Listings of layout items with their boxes
+ + +

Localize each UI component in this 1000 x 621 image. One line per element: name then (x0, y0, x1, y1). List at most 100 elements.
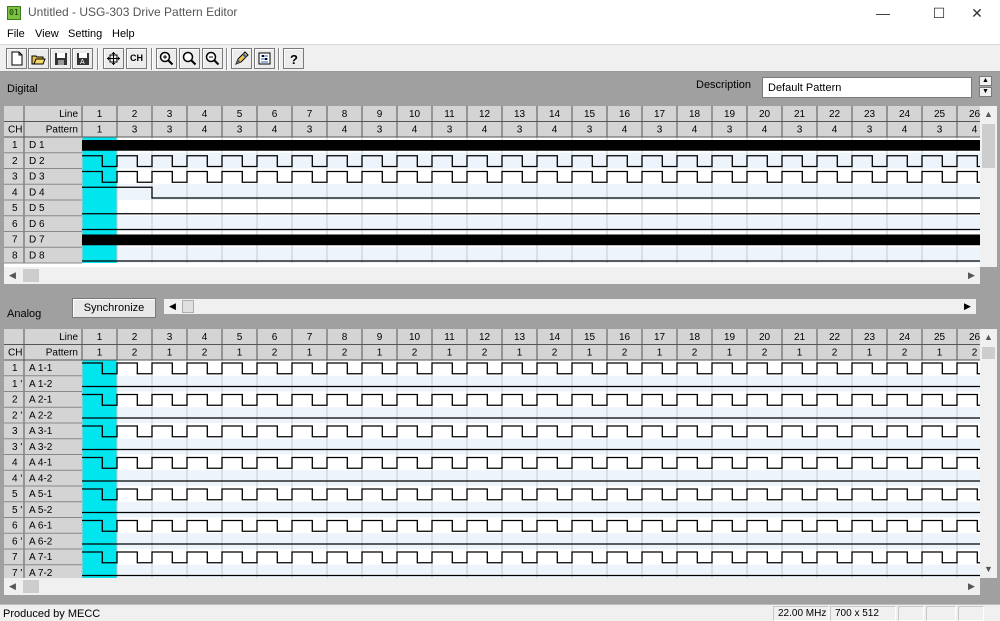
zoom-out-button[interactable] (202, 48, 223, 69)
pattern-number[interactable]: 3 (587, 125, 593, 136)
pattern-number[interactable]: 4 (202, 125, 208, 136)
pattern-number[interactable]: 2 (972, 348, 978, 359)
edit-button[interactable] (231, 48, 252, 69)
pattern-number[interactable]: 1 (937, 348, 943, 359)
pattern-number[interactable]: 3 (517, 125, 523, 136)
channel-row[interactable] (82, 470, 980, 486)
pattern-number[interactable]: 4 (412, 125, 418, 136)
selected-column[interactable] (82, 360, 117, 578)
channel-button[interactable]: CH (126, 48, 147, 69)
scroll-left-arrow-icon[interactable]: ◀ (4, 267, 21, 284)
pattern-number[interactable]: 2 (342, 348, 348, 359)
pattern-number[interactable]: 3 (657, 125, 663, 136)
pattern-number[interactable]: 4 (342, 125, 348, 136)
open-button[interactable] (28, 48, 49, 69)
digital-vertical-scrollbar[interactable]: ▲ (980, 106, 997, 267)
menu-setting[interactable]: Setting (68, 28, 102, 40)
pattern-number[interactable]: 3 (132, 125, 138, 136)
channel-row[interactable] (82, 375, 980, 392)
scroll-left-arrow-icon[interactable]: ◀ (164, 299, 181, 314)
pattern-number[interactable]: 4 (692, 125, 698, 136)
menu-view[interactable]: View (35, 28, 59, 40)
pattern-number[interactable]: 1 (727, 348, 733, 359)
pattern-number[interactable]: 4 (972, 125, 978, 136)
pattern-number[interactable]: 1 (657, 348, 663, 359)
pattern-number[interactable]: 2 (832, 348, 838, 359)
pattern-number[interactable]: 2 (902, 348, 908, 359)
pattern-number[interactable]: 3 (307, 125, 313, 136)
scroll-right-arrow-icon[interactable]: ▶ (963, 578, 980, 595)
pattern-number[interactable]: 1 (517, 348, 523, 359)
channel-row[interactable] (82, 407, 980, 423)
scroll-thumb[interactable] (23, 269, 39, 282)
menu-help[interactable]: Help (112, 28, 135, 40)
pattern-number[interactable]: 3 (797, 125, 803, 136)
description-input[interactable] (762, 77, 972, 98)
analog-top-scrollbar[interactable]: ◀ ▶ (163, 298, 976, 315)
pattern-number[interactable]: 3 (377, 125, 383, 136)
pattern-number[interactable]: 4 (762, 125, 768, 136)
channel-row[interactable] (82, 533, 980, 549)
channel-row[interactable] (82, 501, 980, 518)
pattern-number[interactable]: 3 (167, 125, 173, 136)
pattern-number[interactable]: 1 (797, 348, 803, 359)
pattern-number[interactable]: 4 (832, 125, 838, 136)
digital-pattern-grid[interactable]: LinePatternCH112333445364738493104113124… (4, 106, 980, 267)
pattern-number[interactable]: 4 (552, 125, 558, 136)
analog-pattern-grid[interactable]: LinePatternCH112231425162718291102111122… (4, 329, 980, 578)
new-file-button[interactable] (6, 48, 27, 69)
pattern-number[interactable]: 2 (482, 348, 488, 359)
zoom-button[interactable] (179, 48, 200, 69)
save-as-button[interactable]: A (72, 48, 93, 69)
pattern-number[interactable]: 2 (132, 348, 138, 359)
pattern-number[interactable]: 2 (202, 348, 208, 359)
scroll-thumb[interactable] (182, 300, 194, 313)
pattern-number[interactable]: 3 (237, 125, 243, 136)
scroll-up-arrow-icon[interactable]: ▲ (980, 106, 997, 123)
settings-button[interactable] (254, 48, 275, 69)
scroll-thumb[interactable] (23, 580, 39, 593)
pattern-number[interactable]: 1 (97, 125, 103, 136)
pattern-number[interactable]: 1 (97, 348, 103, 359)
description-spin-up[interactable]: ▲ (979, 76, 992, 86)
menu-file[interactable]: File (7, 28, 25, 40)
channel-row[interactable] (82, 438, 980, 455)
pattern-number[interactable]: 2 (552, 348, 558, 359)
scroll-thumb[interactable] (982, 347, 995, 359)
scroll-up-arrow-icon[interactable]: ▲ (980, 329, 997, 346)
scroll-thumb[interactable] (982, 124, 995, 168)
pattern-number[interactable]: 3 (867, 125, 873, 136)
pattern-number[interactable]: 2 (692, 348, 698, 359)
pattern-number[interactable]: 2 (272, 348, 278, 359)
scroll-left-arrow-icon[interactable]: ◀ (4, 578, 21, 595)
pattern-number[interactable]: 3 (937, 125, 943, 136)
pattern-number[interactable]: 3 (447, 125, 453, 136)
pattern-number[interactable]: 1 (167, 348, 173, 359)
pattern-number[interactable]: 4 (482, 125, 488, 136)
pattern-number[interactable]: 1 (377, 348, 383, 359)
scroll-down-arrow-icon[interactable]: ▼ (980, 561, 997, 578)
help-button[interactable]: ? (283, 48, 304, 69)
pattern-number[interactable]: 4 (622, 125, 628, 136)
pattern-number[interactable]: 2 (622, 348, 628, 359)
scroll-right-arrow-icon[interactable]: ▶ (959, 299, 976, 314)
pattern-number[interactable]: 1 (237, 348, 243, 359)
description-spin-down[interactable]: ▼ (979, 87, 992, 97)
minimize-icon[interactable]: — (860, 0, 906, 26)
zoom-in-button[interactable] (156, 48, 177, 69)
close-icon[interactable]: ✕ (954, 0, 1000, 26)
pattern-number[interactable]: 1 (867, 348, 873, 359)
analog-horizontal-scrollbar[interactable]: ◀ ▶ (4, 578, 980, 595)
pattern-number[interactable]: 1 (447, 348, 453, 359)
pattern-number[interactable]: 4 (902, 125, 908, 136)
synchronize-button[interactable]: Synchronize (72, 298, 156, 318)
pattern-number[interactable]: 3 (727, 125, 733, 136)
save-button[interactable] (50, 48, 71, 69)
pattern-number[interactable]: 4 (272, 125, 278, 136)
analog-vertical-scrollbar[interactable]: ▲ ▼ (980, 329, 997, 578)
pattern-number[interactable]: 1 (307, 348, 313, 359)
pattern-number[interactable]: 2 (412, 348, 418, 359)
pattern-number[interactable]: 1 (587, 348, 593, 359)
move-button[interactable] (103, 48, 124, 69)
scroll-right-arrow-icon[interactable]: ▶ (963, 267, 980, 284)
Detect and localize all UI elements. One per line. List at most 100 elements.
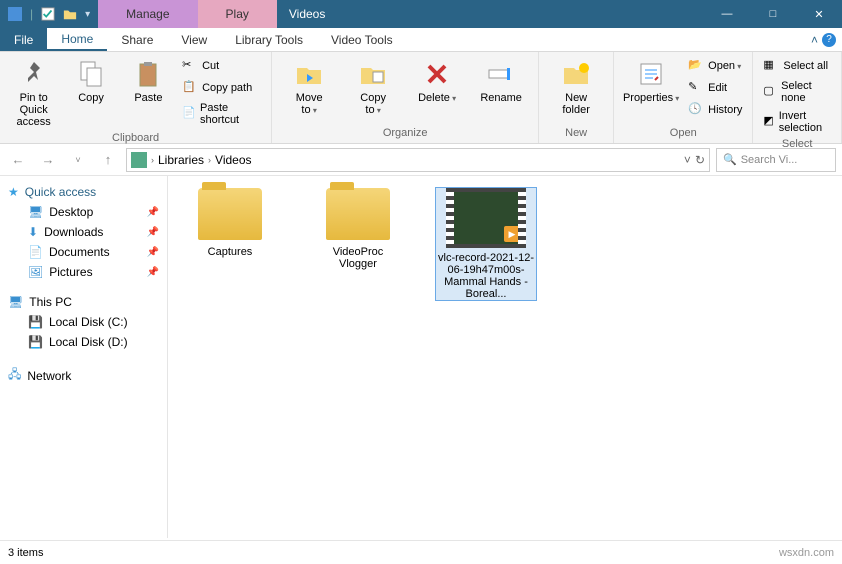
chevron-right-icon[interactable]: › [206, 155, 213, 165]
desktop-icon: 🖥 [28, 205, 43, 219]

+ + +

* **Problem description**:
Copy all of the data above word for word, omitting the pictures.

* **Written reply**:
Localize each UI component in this 1000 x 621 image. One line per element: name then (x0, y0, x1, y1). List at most 100 elements.
zoom-out-button[interactable] (202, 48, 223, 69)
pattern-number[interactable]: 3 (587, 125, 593, 136)
pattern-number[interactable]: 4 (202, 125, 208, 136)
pattern-number[interactable]: 2 (972, 348, 978, 359)
edit-button[interactable] (231, 48, 252, 69)
pattern-number[interactable]: 1 (937, 348, 943, 359)
pattern-number[interactable]: 3 (517, 125, 523, 136)
channel-row[interactable] (82, 470, 980, 486)
pattern-number[interactable]: 4 (412, 125, 418, 136)
selected-column[interactable] (82, 360, 117, 578)
channel-button[interactable]: CH (126, 48, 147, 69)
scroll-left-arrow-icon[interactable]: ◀ (4, 267, 21, 284)
pattern-number[interactable]: 2 (342, 348, 348, 359)
pattern-number[interactable]: 3 (657, 125, 663, 136)
pattern-number[interactable]: 4 (342, 125, 348, 136)
open-button[interactable] (28, 48, 49, 69)
digital-vertical-scrollbar[interactable]: ▲ (980, 106, 997, 267)
menu-setting[interactable]: Setting (68, 28, 102, 40)
pattern-number[interactable]: 3 (132, 125, 138, 136)
channel-row[interactable] (82, 375, 980, 392)
scroll-left-arrow-icon[interactable]: ◀ (164, 299, 181, 314)
pattern-number[interactable]: 4 (692, 125, 698, 136)
menu-view[interactable]: View (35, 28, 59, 40)
pattern-number[interactable]: 1 (727, 348, 733, 359)
pattern-number[interactable]: 4 (972, 125, 978, 136)
pattern-number[interactable]: 1 (657, 348, 663, 359)
pattern-number[interactable]: 2 (832, 348, 838, 359)
pattern-number[interactable]: 2 (902, 348, 908, 359)
pattern-number[interactable]: 3 (307, 125, 313, 136)
scroll-right-arrow-icon[interactable]: ▶ (963, 578, 980, 595)
pattern-number[interactable]: 1 (517, 348, 523, 359)
channel-row[interactable] (82, 407, 980, 423)
scroll-thumb[interactable] (23, 269, 39, 282)
menu-help[interactable]: Help (112, 28, 135, 40)
pattern-number[interactable]: 3 (797, 125, 803, 136)
description-input[interactable] (762, 77, 972, 98)
analog-top-scrollbar[interactable]: ◀ ▶ (163, 298, 976, 315)
pattern-number[interactable]: 3 (377, 125, 383, 136)
pattern-number[interactable]: 4 (762, 125, 768, 136)
channel-row[interactable] (82, 533, 980, 549)
channel-row[interactable] (82, 501, 980, 518)
pattern-number[interactable]: 3 (167, 125, 173, 136)
pattern-number[interactable]: 1 (797, 348, 803, 359)
pattern-number[interactable]: 4 (832, 125, 838, 136)
digital-pattern-grid[interactable]: LinePatternCH112333445364738493104113124… (4, 106, 980, 267)
pattern-number[interactable]: 4 (552, 125, 558, 136)
analog-pattern-grid[interactable]: LinePatternCH112231425162718291102111122… (4, 329, 980, 578)
new-file-button[interactable] (6, 48, 27, 69)
pattern-number[interactable]: 2 (482, 348, 488, 359)
zoom-button[interactable] (179, 48, 200, 69)
save-as-button[interactable]: A (72, 48, 93, 69)
pattern-number[interactable]: 2 (132, 348, 138, 359)
pattern-number[interactable]: 2 (202, 348, 208, 359)
scroll-thumb[interactable] (182, 300, 194, 313)
pattern-number[interactable]: 3 (237, 125, 243, 136)
scroll-up-arrow-icon[interactable]: ▲ (980, 106, 997, 123)
settings-button[interactable] (254, 48, 275, 69)
scroll-thumb[interactable] (23, 580, 39, 593)
pattern-number[interactable]: 1 (97, 125, 103, 136)
pattern-number[interactable]: 1 (97, 348, 103, 359)
description-spin-up[interactable]: ▲ (979, 76, 992, 86)
menu-file[interactable]: File (7, 28, 25, 40)
channel-row[interactable] (82, 438, 980, 455)
pattern-number[interactable]: 2 (552, 348, 558, 359)
scroll-thumb[interactable] (982, 347, 995, 359)
scroll-up-arrow-icon[interactable]: ▲ (980, 329, 997, 346)
scroll-thumb[interactable] (982, 124, 995, 168)
pattern-number[interactable]: 3 (867, 125, 873, 136)
pattern-number[interactable]: 2 (692, 348, 698, 359)
pattern-number[interactable]: 2 (272, 348, 278, 359)
scroll-left-arrow-icon[interactable]: ◀ (4, 578, 21, 595)
pattern-number[interactable]: 3 (937, 125, 943, 136)
pattern-number[interactable]: 3 (447, 125, 453, 136)
pattern-number[interactable]: 1 (167, 348, 173, 359)
pattern-number[interactable]: 4 (482, 125, 488, 136)
pattern-number[interactable]: 1 (377, 348, 383, 359)
scroll-down-arrow-icon[interactable]: ▼ (980, 561, 997, 578)
help-button[interactable]: ? (283, 48, 304, 69)
pattern-number[interactable]: 4 (622, 125, 628, 136)
pattern-number[interactable]: 2 (622, 348, 628, 359)
scroll-right-arrow-icon[interactable]: ▶ (959, 299, 976, 314)
pattern-number[interactable]: 1 (237, 348, 243, 359)
description-spin-down[interactable]: ▼ (979, 87, 992, 97)
minimize-icon[interactable]: — (860, 0, 906, 26)
zoom-in-button[interactable] (156, 48, 177, 69)
close-icon[interactable]: ✕ (954, 0, 1000, 26)
pattern-number[interactable]: 1 (867, 348, 873, 359)
analog-horizontal-scrollbar[interactable]: ◀ ▶ (4, 578, 980, 595)
pattern-number[interactable]: 1 (447, 348, 453, 359)
pattern-number[interactable]: 4 (902, 125, 908, 136)
synchronize-button[interactable]: Synchronize (72, 298, 156, 318)
pattern-number[interactable]: 3 (727, 125, 733, 136)
save-button[interactable] (50, 48, 71, 69)
pattern-number[interactable]: 4 (272, 125, 278, 136)
analog-vertical-scrollbar[interactable]: ▲ ▼ (980, 329, 997, 578)
pattern-number[interactable]: 1 (307, 348, 313, 359)
pattern-number[interactable]: 2 (412, 348, 418, 359)
pattern-number[interactable]: 1 (587, 348, 593, 359)
move-button[interactable] (103, 48, 124, 69)
scroll-right-arrow-icon[interactable]: ▶ (963, 267, 980, 284)
Detect and localize all UI elements. One per line. List at most 100 elements.
chevron-right-icon[interactable]: › [206, 155, 213, 165]
desktop-icon: 🖥 [28, 205, 43, 219]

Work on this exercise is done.